Task: Spot each line in the records below where the word "categories" occurs, then copy it.

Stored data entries
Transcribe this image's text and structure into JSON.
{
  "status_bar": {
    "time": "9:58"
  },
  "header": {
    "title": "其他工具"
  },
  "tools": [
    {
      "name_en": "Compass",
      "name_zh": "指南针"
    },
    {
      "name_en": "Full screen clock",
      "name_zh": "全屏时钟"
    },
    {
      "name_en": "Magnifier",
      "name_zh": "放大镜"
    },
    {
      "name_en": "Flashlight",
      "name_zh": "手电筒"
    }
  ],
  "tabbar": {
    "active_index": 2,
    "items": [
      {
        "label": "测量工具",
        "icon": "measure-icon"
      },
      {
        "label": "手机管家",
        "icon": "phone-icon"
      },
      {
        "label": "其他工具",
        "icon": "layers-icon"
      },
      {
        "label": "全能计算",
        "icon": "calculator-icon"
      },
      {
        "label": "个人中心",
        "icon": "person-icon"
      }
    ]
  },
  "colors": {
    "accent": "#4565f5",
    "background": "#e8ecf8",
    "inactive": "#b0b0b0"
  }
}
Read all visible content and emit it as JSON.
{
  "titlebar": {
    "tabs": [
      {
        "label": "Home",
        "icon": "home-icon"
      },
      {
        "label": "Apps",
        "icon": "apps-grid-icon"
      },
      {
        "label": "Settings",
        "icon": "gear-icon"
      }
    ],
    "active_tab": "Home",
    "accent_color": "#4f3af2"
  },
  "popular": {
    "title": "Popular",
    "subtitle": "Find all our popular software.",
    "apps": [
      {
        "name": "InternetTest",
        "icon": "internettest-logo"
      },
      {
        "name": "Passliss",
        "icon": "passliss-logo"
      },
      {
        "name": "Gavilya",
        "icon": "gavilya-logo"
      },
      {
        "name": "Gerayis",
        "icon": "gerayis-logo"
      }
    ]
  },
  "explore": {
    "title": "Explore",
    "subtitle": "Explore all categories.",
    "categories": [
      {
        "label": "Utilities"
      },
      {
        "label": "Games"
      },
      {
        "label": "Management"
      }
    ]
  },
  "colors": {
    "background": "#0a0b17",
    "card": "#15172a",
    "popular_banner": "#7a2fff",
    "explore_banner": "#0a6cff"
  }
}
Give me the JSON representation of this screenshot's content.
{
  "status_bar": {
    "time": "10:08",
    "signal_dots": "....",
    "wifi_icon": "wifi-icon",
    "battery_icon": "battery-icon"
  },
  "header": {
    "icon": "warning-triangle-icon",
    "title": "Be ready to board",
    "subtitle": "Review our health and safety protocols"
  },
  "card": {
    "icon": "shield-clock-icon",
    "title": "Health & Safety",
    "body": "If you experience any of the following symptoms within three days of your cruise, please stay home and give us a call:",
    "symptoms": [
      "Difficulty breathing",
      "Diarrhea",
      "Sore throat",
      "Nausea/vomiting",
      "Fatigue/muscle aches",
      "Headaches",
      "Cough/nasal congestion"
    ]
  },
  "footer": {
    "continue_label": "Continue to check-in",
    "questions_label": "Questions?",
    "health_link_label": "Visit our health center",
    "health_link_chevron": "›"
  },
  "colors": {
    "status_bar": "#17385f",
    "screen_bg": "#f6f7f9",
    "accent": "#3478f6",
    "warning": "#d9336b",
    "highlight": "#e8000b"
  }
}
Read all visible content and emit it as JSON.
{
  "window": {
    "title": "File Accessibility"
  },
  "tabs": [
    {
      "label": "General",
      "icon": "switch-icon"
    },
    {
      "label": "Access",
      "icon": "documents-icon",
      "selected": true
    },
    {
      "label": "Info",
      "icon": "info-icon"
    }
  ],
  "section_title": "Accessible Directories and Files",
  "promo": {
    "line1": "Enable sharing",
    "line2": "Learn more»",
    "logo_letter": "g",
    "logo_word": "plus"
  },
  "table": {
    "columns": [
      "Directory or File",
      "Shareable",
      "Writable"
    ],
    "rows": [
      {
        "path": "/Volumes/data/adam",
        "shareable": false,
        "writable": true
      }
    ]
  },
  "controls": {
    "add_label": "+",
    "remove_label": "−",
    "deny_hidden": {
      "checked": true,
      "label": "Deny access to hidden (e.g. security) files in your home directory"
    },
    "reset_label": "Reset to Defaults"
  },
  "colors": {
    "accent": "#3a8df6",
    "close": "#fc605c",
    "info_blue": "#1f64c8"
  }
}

Exercise solution:
    "subtitle": "Explore all categories.",
    "categories": [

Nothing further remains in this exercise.